*Exercise:* Transcribe precisely those lines of the listing that fall between the line containing "Transcribe this image's" and the last line, inclusive of both.

Begin Listed records

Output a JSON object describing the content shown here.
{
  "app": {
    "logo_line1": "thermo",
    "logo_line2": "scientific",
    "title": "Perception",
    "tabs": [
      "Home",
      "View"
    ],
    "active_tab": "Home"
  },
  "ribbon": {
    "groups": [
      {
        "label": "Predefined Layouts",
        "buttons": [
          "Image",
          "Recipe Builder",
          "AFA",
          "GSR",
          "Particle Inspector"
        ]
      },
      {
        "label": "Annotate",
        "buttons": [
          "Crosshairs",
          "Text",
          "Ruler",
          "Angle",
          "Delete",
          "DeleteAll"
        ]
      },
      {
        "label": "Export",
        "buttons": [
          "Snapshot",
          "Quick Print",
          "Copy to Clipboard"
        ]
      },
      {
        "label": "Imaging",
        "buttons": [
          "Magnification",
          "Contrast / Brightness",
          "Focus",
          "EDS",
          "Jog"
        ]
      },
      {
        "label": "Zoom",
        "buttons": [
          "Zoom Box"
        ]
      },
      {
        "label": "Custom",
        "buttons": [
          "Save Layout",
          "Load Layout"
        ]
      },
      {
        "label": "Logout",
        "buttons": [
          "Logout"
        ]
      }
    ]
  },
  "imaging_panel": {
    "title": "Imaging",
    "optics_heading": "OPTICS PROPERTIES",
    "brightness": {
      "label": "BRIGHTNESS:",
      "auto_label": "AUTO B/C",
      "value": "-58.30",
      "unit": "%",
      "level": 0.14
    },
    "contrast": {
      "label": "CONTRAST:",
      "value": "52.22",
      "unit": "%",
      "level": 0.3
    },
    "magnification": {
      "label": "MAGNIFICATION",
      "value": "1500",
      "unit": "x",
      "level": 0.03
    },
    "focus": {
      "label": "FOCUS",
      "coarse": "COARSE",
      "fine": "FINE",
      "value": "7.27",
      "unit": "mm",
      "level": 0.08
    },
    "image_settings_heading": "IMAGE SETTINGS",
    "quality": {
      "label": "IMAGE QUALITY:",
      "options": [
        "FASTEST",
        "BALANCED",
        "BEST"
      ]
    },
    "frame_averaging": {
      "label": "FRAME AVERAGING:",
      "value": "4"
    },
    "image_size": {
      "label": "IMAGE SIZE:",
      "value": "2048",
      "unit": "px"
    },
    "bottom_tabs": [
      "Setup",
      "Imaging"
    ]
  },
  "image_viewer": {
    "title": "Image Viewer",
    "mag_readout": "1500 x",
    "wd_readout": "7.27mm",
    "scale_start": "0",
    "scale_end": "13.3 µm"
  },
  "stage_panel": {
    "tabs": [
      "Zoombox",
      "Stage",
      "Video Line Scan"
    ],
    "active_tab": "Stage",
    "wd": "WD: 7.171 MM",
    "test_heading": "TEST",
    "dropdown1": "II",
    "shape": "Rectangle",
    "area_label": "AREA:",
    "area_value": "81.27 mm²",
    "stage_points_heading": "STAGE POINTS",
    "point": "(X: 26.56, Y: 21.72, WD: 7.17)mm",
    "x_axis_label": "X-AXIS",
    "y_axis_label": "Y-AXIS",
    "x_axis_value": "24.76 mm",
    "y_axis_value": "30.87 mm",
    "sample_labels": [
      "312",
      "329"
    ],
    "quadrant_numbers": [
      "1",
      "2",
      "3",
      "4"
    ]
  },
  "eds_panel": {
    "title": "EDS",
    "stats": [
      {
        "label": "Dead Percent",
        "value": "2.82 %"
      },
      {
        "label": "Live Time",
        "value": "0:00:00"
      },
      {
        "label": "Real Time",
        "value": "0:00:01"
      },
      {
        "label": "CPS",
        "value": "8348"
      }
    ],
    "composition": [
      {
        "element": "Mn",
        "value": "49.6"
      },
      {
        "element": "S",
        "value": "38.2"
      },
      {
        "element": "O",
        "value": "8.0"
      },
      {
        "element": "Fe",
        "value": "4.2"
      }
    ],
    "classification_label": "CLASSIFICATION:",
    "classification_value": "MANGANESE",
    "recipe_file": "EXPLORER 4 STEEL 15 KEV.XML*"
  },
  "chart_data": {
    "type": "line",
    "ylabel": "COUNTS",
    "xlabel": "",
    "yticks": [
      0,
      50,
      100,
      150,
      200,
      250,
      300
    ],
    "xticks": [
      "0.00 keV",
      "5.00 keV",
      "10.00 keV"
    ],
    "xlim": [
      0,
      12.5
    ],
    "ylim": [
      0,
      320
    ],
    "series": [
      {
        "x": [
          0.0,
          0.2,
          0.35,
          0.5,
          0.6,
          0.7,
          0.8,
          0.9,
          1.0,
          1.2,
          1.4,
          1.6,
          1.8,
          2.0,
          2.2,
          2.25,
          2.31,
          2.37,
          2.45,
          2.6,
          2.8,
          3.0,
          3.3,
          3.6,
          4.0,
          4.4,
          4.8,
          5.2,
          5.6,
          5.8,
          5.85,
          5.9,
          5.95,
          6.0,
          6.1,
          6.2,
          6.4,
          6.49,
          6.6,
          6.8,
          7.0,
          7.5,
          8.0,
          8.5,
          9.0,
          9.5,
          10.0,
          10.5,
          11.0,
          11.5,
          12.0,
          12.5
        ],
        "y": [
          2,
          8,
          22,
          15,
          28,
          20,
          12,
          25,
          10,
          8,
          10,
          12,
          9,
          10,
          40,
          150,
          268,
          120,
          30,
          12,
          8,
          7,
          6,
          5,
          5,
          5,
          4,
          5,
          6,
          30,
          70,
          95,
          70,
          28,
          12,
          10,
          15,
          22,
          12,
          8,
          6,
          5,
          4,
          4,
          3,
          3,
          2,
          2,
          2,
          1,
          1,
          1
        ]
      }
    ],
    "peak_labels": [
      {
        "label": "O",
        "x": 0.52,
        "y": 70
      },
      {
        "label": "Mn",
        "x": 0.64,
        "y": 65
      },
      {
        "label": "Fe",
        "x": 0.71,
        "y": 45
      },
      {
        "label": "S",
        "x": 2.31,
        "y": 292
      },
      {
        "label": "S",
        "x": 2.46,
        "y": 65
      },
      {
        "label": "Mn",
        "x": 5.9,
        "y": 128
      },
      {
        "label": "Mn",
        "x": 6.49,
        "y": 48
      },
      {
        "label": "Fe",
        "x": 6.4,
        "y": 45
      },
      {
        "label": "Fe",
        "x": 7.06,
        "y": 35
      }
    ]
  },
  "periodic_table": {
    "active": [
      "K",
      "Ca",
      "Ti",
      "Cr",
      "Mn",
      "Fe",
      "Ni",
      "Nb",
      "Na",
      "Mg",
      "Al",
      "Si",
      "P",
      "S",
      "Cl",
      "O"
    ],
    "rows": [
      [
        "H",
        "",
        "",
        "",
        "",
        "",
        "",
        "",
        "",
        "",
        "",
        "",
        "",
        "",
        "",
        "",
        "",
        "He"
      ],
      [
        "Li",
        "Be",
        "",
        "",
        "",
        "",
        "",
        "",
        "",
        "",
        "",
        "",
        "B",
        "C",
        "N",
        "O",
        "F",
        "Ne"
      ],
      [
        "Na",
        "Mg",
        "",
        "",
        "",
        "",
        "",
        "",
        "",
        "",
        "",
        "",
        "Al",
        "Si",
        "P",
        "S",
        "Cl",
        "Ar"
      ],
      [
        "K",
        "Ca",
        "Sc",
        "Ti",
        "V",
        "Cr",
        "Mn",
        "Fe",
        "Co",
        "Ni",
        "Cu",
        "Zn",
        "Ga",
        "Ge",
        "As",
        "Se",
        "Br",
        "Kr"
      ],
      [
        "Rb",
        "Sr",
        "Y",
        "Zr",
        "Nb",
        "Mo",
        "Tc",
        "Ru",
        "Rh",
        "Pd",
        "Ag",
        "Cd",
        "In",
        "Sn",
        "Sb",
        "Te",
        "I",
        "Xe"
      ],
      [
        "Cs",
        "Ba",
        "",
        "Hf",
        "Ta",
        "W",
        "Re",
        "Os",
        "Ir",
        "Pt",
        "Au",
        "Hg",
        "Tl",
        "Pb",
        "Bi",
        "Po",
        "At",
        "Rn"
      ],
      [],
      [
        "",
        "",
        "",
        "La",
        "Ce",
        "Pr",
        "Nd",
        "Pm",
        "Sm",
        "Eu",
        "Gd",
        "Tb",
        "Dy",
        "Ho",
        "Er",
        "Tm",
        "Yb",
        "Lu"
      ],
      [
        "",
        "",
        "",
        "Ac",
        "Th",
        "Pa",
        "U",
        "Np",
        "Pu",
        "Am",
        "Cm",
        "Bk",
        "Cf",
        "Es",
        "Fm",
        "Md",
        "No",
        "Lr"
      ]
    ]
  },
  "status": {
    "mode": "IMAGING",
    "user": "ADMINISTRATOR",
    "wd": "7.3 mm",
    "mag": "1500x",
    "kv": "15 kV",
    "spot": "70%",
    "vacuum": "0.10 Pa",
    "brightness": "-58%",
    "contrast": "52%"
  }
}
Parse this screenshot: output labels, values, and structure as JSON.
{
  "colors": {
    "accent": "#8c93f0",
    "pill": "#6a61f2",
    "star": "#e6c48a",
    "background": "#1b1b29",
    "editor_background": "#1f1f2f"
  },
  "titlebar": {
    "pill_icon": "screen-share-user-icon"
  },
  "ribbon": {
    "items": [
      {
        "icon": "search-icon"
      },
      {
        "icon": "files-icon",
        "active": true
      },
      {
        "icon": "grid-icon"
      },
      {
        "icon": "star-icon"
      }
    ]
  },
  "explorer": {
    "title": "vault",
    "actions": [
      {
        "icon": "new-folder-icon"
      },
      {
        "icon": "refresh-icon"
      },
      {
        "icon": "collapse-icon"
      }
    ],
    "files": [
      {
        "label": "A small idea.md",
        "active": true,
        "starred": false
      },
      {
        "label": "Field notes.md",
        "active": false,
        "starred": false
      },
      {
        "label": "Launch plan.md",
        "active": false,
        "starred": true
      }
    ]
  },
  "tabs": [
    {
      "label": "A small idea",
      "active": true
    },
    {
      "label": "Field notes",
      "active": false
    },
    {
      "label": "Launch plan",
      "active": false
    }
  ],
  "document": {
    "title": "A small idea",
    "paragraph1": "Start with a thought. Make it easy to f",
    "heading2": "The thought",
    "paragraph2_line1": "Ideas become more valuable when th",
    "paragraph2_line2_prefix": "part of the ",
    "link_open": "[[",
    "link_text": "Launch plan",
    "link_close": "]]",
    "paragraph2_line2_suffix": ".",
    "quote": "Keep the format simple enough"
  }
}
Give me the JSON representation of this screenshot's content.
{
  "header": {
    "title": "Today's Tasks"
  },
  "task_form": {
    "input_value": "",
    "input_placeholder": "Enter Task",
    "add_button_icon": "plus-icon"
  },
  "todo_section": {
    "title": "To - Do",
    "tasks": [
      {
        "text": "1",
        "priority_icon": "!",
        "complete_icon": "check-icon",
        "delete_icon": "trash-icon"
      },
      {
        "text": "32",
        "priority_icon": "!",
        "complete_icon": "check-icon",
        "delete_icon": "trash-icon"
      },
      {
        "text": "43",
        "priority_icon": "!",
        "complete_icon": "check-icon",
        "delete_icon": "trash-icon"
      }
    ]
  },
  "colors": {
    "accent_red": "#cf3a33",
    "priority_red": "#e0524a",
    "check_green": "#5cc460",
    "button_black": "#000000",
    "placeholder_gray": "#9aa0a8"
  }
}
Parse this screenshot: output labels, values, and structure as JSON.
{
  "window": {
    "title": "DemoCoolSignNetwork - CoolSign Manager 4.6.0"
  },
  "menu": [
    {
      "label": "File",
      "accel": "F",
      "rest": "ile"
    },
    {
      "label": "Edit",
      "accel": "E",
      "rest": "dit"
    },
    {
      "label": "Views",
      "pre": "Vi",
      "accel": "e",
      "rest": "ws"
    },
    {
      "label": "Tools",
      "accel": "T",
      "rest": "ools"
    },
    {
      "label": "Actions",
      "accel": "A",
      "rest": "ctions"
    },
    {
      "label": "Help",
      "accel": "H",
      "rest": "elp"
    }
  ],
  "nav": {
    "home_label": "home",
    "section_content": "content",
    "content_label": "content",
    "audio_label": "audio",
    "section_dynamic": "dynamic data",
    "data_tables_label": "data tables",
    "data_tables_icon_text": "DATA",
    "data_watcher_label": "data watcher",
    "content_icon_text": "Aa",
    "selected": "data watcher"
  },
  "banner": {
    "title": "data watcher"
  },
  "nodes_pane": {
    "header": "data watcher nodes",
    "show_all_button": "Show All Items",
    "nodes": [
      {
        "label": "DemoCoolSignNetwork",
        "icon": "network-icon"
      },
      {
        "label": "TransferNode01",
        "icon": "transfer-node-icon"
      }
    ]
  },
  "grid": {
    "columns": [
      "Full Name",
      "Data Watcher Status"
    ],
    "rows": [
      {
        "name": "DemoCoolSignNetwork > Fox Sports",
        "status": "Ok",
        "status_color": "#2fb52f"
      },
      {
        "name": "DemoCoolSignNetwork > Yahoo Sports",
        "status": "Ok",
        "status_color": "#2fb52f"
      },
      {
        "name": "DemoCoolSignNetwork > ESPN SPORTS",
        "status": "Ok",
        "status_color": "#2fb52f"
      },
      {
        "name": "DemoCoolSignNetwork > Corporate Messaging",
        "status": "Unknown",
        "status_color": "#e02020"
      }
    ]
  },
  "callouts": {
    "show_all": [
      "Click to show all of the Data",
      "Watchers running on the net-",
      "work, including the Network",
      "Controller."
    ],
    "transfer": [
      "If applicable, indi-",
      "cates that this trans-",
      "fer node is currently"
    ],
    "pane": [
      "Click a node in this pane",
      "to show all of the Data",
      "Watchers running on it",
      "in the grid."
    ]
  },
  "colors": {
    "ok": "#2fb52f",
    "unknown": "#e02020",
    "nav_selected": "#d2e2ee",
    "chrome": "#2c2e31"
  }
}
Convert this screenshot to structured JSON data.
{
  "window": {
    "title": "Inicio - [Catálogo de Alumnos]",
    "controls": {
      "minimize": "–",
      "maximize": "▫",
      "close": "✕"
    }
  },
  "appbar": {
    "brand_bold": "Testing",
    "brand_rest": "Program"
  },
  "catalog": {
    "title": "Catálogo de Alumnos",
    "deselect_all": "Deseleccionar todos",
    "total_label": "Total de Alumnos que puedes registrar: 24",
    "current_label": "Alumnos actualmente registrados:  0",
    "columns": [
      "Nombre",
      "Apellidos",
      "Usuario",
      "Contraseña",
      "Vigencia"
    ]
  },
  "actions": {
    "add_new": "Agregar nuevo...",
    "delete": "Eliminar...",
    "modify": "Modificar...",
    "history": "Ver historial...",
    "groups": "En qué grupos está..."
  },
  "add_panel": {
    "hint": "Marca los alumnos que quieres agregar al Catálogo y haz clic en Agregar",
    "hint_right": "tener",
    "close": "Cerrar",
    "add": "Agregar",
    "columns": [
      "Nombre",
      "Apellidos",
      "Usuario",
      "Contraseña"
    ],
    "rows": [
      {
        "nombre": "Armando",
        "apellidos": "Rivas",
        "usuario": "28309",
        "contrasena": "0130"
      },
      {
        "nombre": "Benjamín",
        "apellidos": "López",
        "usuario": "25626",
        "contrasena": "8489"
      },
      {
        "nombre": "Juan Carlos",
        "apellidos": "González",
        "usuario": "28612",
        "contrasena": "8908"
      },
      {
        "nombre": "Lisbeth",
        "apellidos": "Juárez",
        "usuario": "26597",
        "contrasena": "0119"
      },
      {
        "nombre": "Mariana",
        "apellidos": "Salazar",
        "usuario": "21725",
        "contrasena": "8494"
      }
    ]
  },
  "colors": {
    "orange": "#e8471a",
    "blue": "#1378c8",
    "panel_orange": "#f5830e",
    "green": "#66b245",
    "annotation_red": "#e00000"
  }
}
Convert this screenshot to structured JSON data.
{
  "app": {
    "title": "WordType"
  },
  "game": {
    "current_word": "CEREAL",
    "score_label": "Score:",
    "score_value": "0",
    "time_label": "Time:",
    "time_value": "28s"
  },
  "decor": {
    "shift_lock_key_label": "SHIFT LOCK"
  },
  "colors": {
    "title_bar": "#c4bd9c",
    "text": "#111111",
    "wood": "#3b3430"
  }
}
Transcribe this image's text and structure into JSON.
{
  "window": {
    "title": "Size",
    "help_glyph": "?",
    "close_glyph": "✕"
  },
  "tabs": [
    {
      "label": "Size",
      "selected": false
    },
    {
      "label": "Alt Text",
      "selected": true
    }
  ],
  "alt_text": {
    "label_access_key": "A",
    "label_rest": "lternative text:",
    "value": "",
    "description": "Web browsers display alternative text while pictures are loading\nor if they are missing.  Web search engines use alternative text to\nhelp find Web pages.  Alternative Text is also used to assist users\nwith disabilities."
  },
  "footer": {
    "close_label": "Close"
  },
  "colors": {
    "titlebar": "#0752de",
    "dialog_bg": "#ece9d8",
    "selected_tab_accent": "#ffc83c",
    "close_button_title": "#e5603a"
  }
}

End Listed records

*Task output:*
Transcribe this image's text and structure into JSON.
{
  "window": {
    "title": "Size",
    "help_glyph": "?",
    "close_glyph": "✕"
  },
  "tabs": [
    {
      "label": "Size",
      "selected": false
    },
    {
      "label": "Alt Text",
      "selected": true
    }
  ],
  "alt_text": {
    "label_access_key": "A",
    "label_rest": "lternative text:",
    "value": "",
    "description": "Web browsers display alternative text while pictures are loading\nor if they are missing.  Web search engines use alternative text to\nhelp find Web pages.  Alternative Text is also used to assist users\nwith disabilities."
  },
  "footer": {
    "close_label": "Close"
  },
  "colors": {
    "titlebar": "#0752de",
    "dialog_bg": "#ece9d8",
    "selected_tab_accent": "#ffc83c",
    "close_button_title": "#e5603a"
  }
}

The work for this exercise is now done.